_Goal_
What is the count of lines in the listing below that hold the string "identification"? Reply with that number alone.

Collected data entries
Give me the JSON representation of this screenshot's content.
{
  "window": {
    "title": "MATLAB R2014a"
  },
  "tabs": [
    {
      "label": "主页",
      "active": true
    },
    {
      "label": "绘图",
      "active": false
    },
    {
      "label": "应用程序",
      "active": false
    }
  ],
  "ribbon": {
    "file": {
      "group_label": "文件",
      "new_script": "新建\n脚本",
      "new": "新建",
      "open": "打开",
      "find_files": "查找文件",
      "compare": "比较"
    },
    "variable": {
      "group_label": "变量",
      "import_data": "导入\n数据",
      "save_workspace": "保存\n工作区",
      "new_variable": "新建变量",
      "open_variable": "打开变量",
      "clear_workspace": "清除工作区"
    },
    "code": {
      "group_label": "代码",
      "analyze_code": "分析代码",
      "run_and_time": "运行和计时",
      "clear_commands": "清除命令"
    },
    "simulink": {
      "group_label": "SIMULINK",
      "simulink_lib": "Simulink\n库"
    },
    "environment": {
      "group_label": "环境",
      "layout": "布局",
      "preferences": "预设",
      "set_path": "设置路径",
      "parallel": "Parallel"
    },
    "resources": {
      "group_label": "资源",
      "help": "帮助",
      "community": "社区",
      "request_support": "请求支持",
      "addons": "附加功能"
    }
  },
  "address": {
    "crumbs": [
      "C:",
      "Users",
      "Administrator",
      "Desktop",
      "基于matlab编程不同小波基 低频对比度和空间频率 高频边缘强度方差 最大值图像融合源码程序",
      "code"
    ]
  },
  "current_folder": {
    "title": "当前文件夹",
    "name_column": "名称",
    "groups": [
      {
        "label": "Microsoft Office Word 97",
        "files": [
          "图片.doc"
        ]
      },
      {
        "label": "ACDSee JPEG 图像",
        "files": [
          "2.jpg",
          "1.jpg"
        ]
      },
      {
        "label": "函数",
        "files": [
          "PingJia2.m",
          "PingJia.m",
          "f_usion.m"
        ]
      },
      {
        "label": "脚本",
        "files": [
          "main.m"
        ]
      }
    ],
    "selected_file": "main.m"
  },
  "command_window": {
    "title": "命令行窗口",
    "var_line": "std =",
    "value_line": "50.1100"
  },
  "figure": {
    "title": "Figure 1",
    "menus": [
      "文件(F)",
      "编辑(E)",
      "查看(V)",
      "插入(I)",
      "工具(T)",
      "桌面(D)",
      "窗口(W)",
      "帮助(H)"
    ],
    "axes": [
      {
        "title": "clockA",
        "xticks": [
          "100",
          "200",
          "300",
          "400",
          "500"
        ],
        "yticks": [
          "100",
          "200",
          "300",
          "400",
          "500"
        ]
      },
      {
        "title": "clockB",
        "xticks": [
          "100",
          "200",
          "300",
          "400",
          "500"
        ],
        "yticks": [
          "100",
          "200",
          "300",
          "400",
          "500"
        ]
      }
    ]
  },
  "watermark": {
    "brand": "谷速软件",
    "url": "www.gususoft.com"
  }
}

...

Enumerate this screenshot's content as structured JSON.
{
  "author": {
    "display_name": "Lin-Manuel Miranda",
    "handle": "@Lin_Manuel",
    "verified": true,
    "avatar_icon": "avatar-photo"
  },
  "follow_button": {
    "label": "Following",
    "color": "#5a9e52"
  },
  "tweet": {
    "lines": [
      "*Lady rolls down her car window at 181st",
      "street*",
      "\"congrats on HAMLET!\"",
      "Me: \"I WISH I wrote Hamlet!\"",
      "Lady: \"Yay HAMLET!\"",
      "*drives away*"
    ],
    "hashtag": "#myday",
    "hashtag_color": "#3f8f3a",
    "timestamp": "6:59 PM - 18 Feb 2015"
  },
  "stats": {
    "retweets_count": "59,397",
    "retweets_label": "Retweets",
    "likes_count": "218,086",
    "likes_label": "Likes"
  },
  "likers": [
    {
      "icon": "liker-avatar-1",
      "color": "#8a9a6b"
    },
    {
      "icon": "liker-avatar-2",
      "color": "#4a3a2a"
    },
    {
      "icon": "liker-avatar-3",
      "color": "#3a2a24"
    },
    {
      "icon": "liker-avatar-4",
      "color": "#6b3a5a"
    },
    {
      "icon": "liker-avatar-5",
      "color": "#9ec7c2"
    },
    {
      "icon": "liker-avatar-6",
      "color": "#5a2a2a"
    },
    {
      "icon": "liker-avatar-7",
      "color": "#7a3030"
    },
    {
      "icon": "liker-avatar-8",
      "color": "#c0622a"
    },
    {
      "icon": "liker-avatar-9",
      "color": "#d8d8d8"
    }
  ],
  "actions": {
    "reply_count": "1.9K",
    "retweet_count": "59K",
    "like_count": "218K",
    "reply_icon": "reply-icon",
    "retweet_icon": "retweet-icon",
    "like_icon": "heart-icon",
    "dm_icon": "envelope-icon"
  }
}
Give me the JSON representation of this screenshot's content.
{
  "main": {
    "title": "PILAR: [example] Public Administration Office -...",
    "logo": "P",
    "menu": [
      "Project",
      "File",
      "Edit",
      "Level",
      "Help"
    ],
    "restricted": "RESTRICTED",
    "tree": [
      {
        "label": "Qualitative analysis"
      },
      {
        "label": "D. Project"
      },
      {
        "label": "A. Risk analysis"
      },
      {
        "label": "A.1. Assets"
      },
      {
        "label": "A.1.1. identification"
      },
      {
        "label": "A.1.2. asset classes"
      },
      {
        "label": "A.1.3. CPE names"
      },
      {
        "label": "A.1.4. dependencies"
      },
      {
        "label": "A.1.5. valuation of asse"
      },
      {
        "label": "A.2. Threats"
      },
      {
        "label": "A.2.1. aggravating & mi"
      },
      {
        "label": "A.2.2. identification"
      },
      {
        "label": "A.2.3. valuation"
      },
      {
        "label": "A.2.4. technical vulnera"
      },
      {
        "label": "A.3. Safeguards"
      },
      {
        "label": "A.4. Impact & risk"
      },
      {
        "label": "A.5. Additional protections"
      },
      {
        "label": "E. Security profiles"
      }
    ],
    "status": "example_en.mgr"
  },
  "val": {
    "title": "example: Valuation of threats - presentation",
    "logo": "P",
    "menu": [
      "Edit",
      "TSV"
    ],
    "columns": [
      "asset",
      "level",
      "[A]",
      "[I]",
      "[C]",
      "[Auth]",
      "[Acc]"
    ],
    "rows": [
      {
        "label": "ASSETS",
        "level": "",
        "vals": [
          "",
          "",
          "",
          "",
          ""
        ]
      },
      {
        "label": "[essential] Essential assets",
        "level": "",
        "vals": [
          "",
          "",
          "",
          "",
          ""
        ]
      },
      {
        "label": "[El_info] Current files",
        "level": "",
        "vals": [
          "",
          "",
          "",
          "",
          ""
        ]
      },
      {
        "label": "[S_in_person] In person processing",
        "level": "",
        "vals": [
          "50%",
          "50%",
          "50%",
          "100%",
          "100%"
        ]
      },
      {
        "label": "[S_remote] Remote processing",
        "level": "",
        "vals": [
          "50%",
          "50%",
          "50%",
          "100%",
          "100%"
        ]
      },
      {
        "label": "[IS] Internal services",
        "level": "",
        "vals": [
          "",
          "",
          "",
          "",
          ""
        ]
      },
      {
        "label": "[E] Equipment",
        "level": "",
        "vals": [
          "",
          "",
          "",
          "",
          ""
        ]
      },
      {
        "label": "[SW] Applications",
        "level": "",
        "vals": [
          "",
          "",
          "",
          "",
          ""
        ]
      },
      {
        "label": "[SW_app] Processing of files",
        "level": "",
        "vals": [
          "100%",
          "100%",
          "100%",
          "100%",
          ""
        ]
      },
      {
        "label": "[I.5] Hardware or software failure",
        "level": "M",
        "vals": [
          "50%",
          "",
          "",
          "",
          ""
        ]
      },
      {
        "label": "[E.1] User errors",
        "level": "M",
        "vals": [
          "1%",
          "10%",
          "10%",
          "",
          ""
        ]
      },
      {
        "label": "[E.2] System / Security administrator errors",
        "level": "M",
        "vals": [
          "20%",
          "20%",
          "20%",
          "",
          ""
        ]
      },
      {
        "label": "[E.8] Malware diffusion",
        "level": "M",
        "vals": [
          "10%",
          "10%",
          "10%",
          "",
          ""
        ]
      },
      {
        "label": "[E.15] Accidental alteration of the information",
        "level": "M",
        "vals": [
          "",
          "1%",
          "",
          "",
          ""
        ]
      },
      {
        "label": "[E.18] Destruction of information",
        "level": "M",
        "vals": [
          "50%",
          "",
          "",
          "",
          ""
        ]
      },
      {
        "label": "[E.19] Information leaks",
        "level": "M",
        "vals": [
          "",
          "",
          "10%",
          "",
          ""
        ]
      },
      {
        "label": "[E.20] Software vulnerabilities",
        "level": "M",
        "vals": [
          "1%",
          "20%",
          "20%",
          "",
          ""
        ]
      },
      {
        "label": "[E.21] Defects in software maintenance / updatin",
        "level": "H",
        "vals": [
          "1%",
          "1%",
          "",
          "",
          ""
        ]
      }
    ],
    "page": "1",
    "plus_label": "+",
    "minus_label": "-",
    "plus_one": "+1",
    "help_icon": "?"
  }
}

_Complete answer_
2